What to produce:
Locate all lines with the word "María" and copy them out.

Records for the task:
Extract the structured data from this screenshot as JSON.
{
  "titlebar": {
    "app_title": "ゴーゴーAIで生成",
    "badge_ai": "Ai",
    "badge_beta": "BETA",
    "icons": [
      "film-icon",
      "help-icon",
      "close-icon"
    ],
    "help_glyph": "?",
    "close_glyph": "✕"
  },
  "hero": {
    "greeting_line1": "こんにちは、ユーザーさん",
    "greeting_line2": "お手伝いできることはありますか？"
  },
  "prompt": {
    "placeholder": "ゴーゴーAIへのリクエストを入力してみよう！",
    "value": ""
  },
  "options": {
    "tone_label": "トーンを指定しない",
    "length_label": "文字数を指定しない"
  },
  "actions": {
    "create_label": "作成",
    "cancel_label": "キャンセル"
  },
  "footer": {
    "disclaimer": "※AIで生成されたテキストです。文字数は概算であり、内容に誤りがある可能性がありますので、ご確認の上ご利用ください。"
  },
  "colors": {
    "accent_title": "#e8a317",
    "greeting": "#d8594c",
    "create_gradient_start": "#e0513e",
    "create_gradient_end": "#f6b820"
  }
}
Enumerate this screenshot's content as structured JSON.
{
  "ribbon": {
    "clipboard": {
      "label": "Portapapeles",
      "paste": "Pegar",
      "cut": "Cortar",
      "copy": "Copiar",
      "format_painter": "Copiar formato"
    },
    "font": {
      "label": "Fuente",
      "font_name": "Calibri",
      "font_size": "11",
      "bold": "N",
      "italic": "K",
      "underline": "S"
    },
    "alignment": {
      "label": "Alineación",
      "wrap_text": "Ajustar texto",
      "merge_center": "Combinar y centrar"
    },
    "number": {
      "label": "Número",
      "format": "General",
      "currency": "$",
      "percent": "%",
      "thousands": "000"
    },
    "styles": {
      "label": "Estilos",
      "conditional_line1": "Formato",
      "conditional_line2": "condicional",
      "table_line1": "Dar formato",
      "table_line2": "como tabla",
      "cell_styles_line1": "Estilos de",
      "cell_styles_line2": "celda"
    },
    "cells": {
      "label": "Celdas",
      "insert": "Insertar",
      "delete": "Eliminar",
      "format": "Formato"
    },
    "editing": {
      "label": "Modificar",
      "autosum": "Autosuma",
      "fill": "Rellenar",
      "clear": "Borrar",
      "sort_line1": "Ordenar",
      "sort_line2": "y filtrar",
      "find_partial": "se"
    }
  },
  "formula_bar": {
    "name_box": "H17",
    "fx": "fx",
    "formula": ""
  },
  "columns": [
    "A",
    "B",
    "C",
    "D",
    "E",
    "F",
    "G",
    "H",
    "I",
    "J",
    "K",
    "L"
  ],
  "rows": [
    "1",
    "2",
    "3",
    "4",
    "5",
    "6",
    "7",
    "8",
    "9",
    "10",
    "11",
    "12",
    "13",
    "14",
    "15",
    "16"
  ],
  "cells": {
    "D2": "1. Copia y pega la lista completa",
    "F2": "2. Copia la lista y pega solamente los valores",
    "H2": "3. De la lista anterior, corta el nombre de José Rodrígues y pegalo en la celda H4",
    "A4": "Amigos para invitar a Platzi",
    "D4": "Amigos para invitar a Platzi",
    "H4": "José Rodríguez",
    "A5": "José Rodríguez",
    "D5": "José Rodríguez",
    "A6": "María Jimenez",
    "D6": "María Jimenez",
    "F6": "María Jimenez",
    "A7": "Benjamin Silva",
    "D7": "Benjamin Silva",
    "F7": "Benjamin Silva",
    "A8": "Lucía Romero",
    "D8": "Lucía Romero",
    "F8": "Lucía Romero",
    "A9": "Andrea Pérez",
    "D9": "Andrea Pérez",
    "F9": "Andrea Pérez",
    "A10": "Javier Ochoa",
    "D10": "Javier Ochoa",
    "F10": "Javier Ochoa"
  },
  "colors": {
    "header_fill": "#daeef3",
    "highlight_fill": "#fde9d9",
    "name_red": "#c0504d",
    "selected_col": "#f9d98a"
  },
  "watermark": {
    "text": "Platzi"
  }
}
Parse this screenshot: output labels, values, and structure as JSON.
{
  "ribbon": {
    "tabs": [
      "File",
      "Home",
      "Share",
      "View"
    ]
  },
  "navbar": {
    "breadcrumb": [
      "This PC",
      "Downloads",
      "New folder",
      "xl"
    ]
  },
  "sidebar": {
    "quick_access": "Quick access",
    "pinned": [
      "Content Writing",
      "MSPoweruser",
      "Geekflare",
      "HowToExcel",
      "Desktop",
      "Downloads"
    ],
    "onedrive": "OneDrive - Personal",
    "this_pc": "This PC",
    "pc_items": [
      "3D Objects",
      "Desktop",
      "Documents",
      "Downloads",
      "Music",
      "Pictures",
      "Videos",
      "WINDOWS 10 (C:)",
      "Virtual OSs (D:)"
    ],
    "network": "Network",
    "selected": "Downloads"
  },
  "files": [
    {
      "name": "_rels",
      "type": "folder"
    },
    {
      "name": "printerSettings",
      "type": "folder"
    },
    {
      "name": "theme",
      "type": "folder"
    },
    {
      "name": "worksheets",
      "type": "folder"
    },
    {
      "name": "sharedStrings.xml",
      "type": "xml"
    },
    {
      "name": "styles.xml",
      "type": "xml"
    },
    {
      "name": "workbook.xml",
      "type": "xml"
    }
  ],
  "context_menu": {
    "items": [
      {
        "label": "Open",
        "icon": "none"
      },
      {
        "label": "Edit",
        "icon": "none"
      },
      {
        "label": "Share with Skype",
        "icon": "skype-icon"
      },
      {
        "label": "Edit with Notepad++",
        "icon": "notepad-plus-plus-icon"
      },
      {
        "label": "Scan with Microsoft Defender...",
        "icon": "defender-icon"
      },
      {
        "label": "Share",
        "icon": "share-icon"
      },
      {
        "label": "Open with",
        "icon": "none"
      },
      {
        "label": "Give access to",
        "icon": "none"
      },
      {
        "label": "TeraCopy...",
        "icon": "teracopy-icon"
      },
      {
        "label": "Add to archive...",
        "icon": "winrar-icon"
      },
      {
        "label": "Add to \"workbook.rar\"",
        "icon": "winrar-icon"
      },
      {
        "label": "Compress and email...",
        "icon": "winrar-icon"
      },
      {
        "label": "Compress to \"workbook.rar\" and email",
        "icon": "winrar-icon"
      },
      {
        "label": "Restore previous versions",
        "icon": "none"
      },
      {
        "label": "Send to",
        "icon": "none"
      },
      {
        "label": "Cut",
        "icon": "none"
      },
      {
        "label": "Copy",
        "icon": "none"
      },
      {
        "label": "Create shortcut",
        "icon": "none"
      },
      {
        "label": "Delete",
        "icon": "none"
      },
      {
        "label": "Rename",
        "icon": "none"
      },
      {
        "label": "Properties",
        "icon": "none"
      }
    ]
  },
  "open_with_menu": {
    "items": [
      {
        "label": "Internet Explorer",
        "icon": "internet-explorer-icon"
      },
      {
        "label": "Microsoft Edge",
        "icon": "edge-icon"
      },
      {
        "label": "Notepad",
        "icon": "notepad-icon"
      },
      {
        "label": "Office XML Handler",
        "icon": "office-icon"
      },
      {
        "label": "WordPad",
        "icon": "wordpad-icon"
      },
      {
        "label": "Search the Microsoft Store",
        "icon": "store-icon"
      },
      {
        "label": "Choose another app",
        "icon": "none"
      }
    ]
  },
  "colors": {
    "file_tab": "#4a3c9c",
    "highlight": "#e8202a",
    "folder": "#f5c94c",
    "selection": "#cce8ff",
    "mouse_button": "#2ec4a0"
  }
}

Result of this task:
    "A6": "María Jimenez",
    "D6": "María Jimenez",
    "F6": "María Jimenez",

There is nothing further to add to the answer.